===== Record extracts =====
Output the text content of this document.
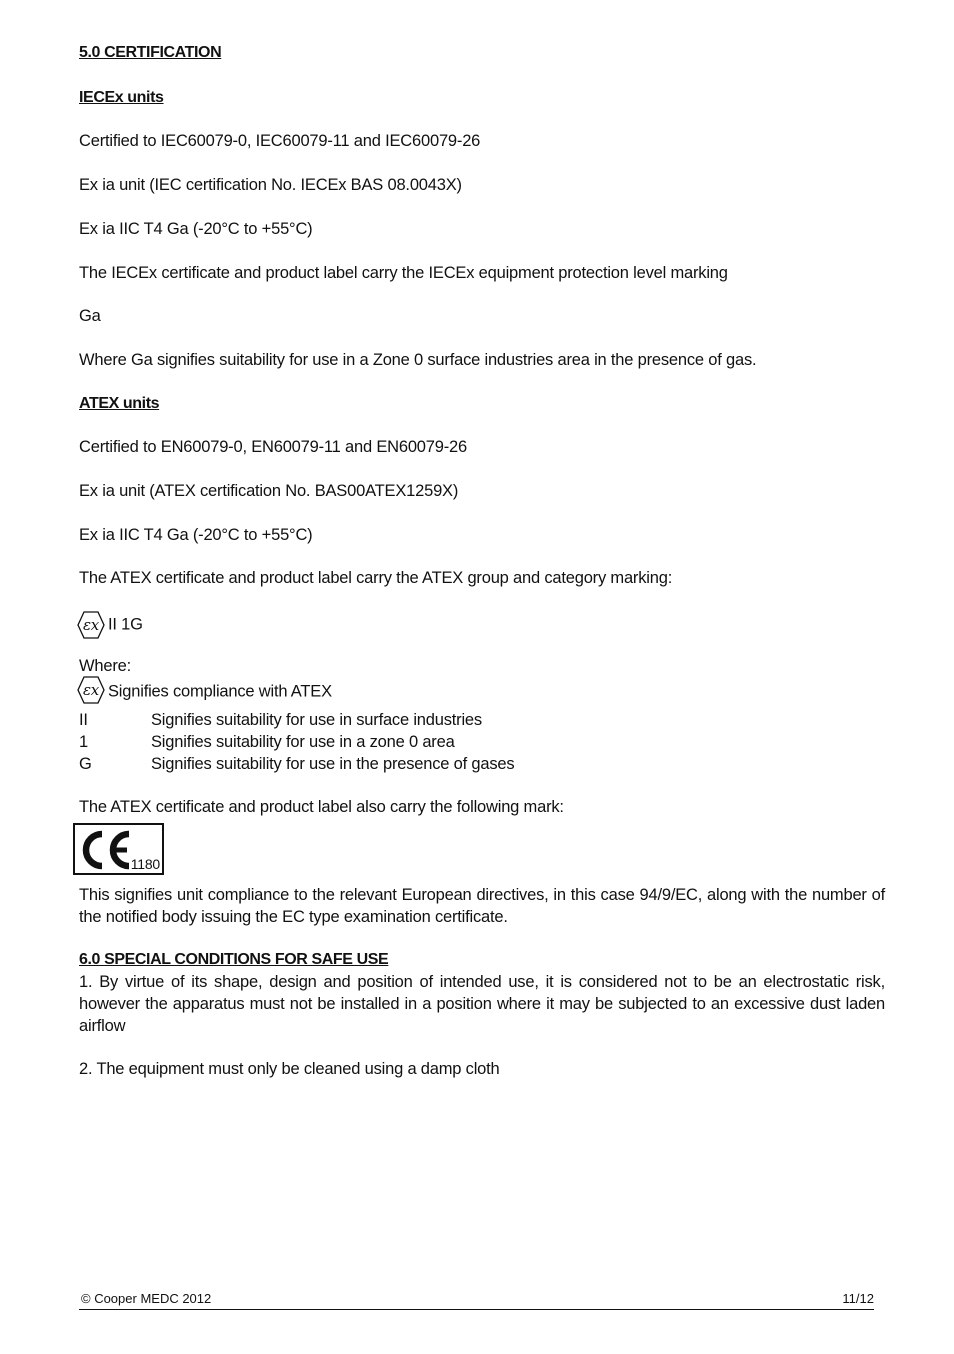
5.0 CERTIFICATION
IECEx units
Certified to IEC60079-0, IEC60079-11 and IEC60079-26
Ex ia unit (IEC certification No. IECEx BAS 08.0043X)
Ex ia IIC T4 Ga (-20°C to +55°C)
The IECEx certificate and product label carry the IECEx equipment protection level marking
Ga
Where Ga signifies suitability for use in a Zone 0 surface industries area in the presence of gas.
ATEX units
Certified to EN60079-0, EN60079-11 and EN60079-26
Ex ia unit (ATEX certification No. BAS00ATEX1259X)
Ex ia IIC T4 Ga (-20°C to +55°C)
The ATEX certificate and product label carry the ATEX group and category marking:
εx II 1G
Where:
εx Signifies compliance with ATEX
II	Signifies suitability for use in surface industries
1	Signifies suitability for use in a zone 0 area
G	Signifies suitability for use in the presence of gases
The ATEX certificate and product label also carry the following mark:
1180
This signifies unit compliance to the relevant European directives, in this case 94/9/EC, along with the number of the notified body issuing the EC type examination certificate.
6.0 SPECIAL CONDITIONS FOR SAFE USE
1. By virtue of its shape, design and position of intended use, it is considered not to be an electrostatic risk, however the apparatus must not be installed in a position where it may be subjected to an excessive dust laden airflow
2. The equipment must only be cleaned using a damp cloth
© Cooper MEDC 2012	11/12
=====
> What to produce: Tally the lines in the listing that hold "compliance" and report the number alone.

> Response for this exercise: 2